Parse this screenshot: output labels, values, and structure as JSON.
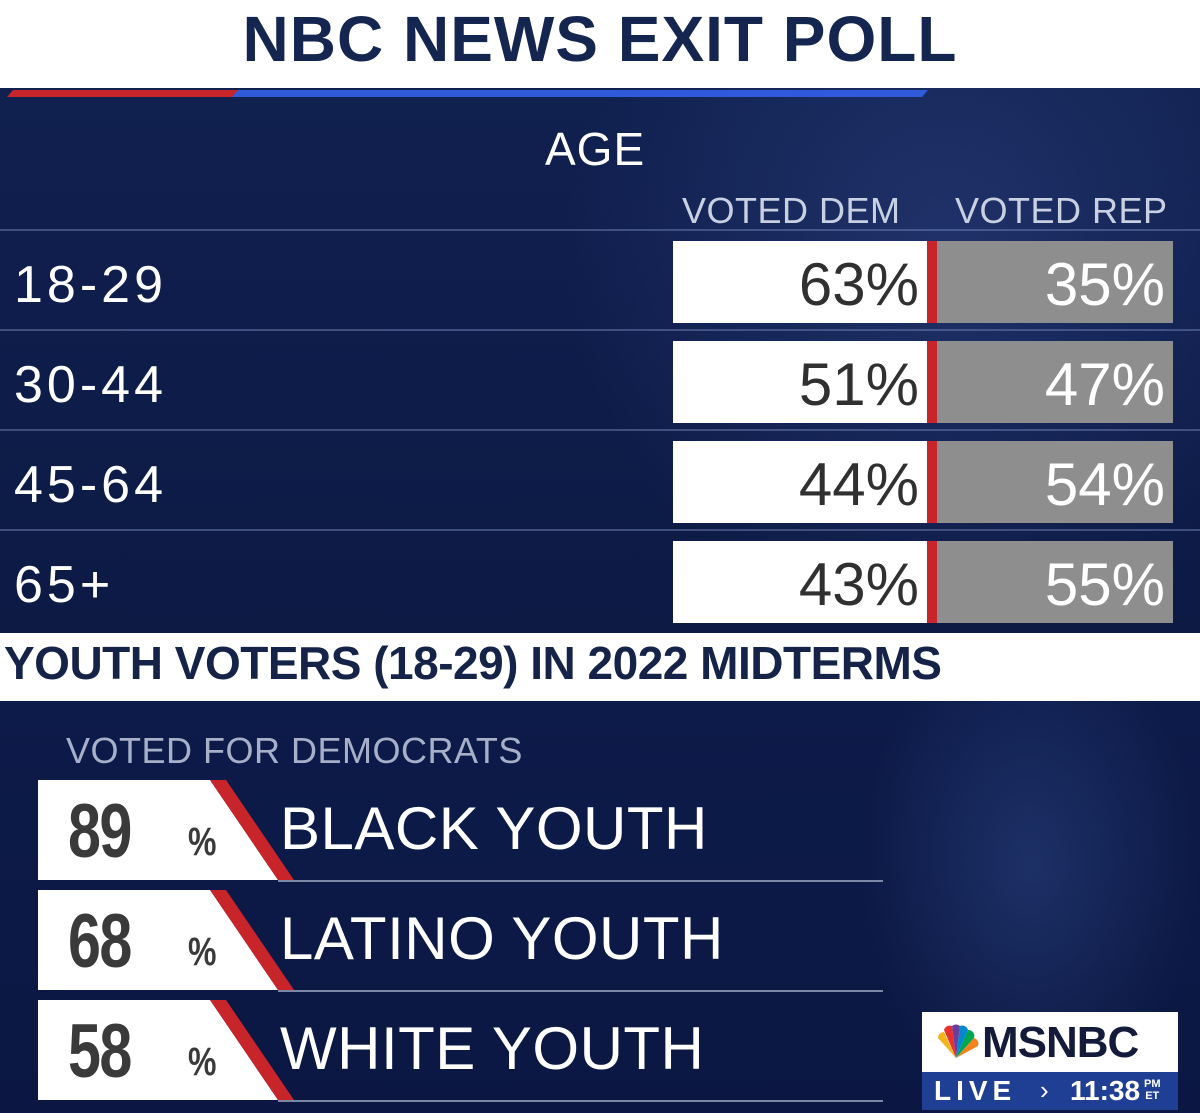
{
  "header": {
    "title": "NBC NEWS EXIT POLL"
  },
  "age_section": {
    "label": "AGE",
    "columns": [
      "VOTED DEM",
      "VOTED REP"
    ]
  },
  "subheader": {
    "title": "YOUTH VOTERS (18-29) IN 2022 MIDTERMS"
  },
  "youth_section": {
    "label": "VOTED FOR DEMOCRATS"
  },
  "broadcast": {
    "network": "MSNBC",
    "live": "LIVE",
    "arrow": "›",
    "time": "11:38",
    "ampm": "PM",
    "tz": "ET"
  },
  "colors": {
    "navy_background": "#0d1a48",
    "dem_box": "#ffffff",
    "rep_box": "#8e8e8e",
    "red_accent": "#c8252b",
    "blue_accent": "#2f5ad9"
  },
  "chart_data": [
    {
      "type": "table",
      "title": "AGE",
      "columns": [
        "VOTED DEM",
        "VOTED REP"
      ],
      "rows": [
        {
          "label": "18-29",
          "dem": "63%",
          "rep": "35%"
        },
        {
          "label": "30-44",
          "dem": "51%",
          "rep": "47%"
        },
        {
          "label": "45-64",
          "dem": "44%",
          "rep": "54%"
        },
        {
          "label": "65+",
          "dem": "43%",
          "rep": "55%"
        }
      ]
    },
    {
      "type": "table",
      "title": "VOTED FOR DEMOCRATS",
      "rows": [
        {
          "label": "BLACK YOUTH",
          "value": "89",
          "unit": "%"
        },
        {
          "label": "LATINO YOUTH",
          "value": "68",
          "unit": "%"
        },
        {
          "label": "WHITE YOUTH",
          "value": "58",
          "unit": "%"
        }
      ]
    }
  ]
}
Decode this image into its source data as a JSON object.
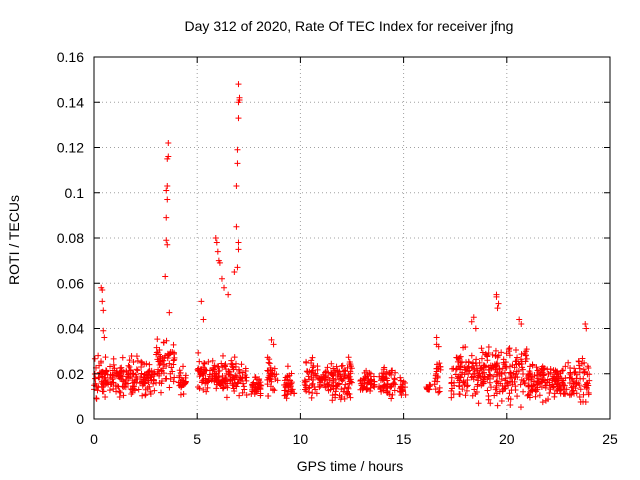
{
  "chart_data": {
    "type": "scatter",
    "title": "Day 312 of 2020, Rate Of TEC Index for receiver jfng",
    "xlabel": "GPS time / hours",
    "ylabel": "ROTI / TECUs",
    "xlim": [
      0,
      25
    ],
    "ylim": [
      0,
      0.16
    ],
    "grid": true,
    "legend": "none",
    "marker": "+",
    "colors": {
      "series": "#ff0000",
      "grid": "#a0a0a0",
      "axis": "#000000"
    },
    "x_ticks": [
      0,
      5,
      10,
      15,
      20,
      25
    ],
    "x_tick_labels": [
      "0",
      "5",
      "10",
      "15",
      "20",
      "25"
    ],
    "y_ticks": [
      0,
      0.02,
      0.04,
      0.06,
      0.08,
      0.1,
      0.12,
      0.14,
      0.16
    ],
    "y_tick_labels": [
      "0",
      "0.02",
      "0.04",
      "0.06",
      "0.08",
      "0.1",
      "0.12",
      "0.14",
      "0.16"
    ],
    "clusters": [
      [
        0.0,
        1.5,
        0.006,
        0.03
      ],
      [
        1.5,
        3.0,
        0.007,
        0.03
      ],
      [
        3.0,
        3.9,
        0.008,
        0.04
      ],
      [
        4.1,
        4.5,
        0.008,
        0.025
      ],
      [
        5.0,
        7.4,
        0.008,
        0.03
      ],
      [
        7.6,
        8.1,
        0.008,
        0.02
      ],
      [
        8.4,
        8.9,
        0.007,
        0.03
      ],
      [
        9.2,
        9.7,
        0.006,
        0.025
      ],
      [
        10.2,
        12.5,
        0.005,
        0.03
      ],
      [
        12.9,
        13.6,
        0.008,
        0.025
      ],
      [
        13.8,
        14.6,
        0.005,
        0.028
      ],
      [
        14.8,
        15.1,
        0.008,
        0.02
      ],
      [
        16.1,
        16.3,
        0.011,
        0.016
      ],
      [
        16.5,
        16.8,
        0.006,
        0.032
      ],
      [
        17.3,
        19.0,
        0.004,
        0.035
      ],
      [
        19.0,
        21.0,
        0.003,
        0.038
      ],
      [
        21.0,
        24.0,
        0.004,
        0.03
      ]
    ],
    "outliers": [
      [
        0.2,
        0.028
      ],
      [
        0.35,
        0.058
      ],
      [
        0.4,
        0.057
      ],
      [
        0.4,
        0.052
      ],
      [
        0.45,
        0.048
      ],
      [
        0.45,
        0.039
      ],
      [
        0.5,
        0.036
      ],
      [
        3.45,
        0.063
      ],
      [
        3.5,
        0.079
      ],
      [
        3.5,
        0.089
      ],
      [
        3.5,
        0.101
      ],
      [
        3.55,
        0.103
      ],
      [
        3.55,
        0.097
      ],
      [
        3.55,
        0.115
      ],
      [
        3.6,
        0.116
      ],
      [
        3.6,
        0.122
      ],
      [
        3.55,
        0.077
      ],
      [
        3.65,
        0.047
      ],
      [
        5.2,
        0.052
      ],
      [
        5.3,
        0.044
      ],
      [
        5.9,
        0.08
      ],
      [
        5.95,
        0.078
      ],
      [
        6.0,
        0.074
      ],
      [
        6.05,
        0.07
      ],
      [
        6.1,
        0.069
      ],
      [
        6.2,
        0.062
      ],
      [
        6.3,
        0.058
      ],
      [
        6.5,
        0.055
      ],
      [
        6.8,
        0.065
      ],
      [
        6.9,
        0.085
      ],
      [
        6.9,
        0.103
      ],
      [
        6.95,
        0.113
      ],
      [
        6.95,
        0.119
      ],
      [
        7.0,
        0.133
      ],
      [
        7.0,
        0.14
      ],
      [
        7.05,
        0.141
      ],
      [
        7.05,
        0.142
      ],
      [
        7.0,
        0.148
      ],
      [
        7.0,
        0.078
      ],
      [
        7.0,
        0.075
      ],
      [
        6.95,
        0.067
      ],
      [
        8.6,
        0.035
      ],
      [
        8.7,
        0.033
      ],
      [
        16.6,
        0.036
      ],
      [
        16.6,
        0.033
      ],
      [
        16.7,
        0.032
      ],
      [
        18.3,
        0.043
      ],
      [
        18.4,
        0.045
      ],
      [
        18.5,
        0.04
      ],
      [
        19.5,
        0.055
      ],
      [
        19.5,
        0.054
      ],
      [
        19.6,
        0.051
      ],
      [
        19.55,
        0.049
      ],
      [
        20.6,
        0.044
      ],
      [
        20.7,
        0.042
      ],
      [
        23.8,
        0.042
      ],
      [
        23.85,
        0.04
      ]
    ]
  }
}
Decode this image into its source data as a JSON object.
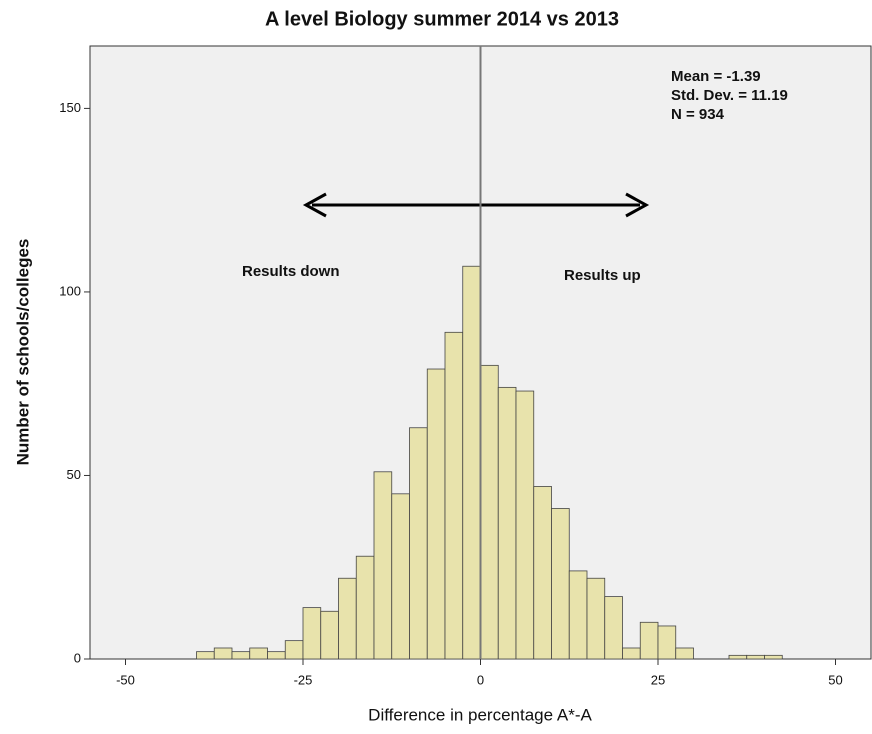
{
  "chart_data": {
    "type": "histogram",
    "title": "A level Biology summer 2014 vs 2013",
    "x_label": "Difference in percentage A*-A",
    "y_label": "Number of schools/colleges",
    "bins": [
      -40,
      -37.5,
      -35,
      -32.5,
      -30,
      -27.5,
      -25,
      -22.5,
      -20,
      -17.5,
      -15,
      -12.5,
      -10,
      -7.5,
      -5,
      -2.5,
      0,
      2.5,
      5,
      7.5,
      10,
      12.5,
      15,
      17.5,
      20,
      22.5,
      25,
      27.5,
      30,
      32.5,
      35,
      37.5,
      40,
      42.5
    ],
    "values": [
      2,
      3,
      2,
      3,
      2,
      5,
      14,
      13,
      22,
      28,
      51,
      45,
      63,
      79,
      89,
      107,
      80,
      74,
      73,
      47,
      41,
      24,
      22,
      17,
      3,
      10,
      9,
      3,
      0,
      0,
      1,
      1,
      1
    ],
    "color": "#e8e3ac",
    "xlim": [
      -55,
      55
    ],
    "xticks": [
      -50,
      -25,
      0,
      25,
      50
    ],
    "ylim": [
      0,
      167
    ],
    "yticks": [
      0,
      50,
      100,
      150
    ],
    "reference_line_x": 0,
    "annotations": [
      "Mean = -1.39",
      "Std. Dev. = 11.19",
      "N = 934",
      "Results down",
      "Results up"
    ]
  }
}
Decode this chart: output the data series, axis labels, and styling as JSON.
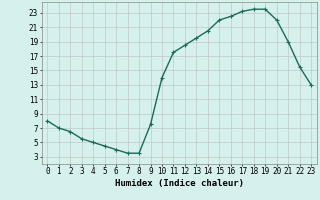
{
  "x": [
    0,
    1,
    2,
    3,
    4,
    5,
    6,
    7,
    8,
    9,
    10,
    11,
    12,
    13,
    14,
    15,
    16,
    17,
    18,
    19,
    20,
    21,
    22,
    23
  ],
  "y": [
    8.0,
    7.0,
    6.5,
    5.5,
    5.0,
    4.5,
    4.0,
    3.5,
    3.5,
    7.5,
    14.0,
    17.5,
    18.5,
    19.5,
    20.5,
    22.0,
    22.5,
    23.2,
    23.5,
    23.5,
    22.0,
    19.0,
    15.5,
    13.0
  ],
  "line_color": "#1a6b5a",
  "marker": "+",
  "marker_size": 3,
  "background_color": "#d6f0ee",
  "grid_color": "#c0c8c8",
  "xlabel": "Humidex (Indice chaleur)",
  "xlim": [
    -0.5,
    23.5
  ],
  "ylim": [
    2.0,
    24.5
  ],
  "xticks": [
    0,
    1,
    2,
    3,
    4,
    5,
    6,
    7,
    8,
    9,
    10,
    11,
    12,
    13,
    14,
    15,
    16,
    17,
    18,
    19,
    20,
    21,
    22,
    23
  ],
  "yticks": [
    3,
    5,
    7,
    9,
    11,
    13,
    15,
    17,
    19,
    21,
    23
  ],
  "tick_fontsize": 5.5,
  "xlabel_fontsize": 6.5,
  "line_width": 1.0
}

Task details - Your task is to pick out every line with the string "VOTED" and copy it.

Expected answer -
      "VOTED DEM",
      "VOTED REP"
    "label": "VOTED FOR DEMOCRATS"
        "VOTED DEM",
        "VOTED REP"
      "title": "VOTED FOR DEMOCRATS",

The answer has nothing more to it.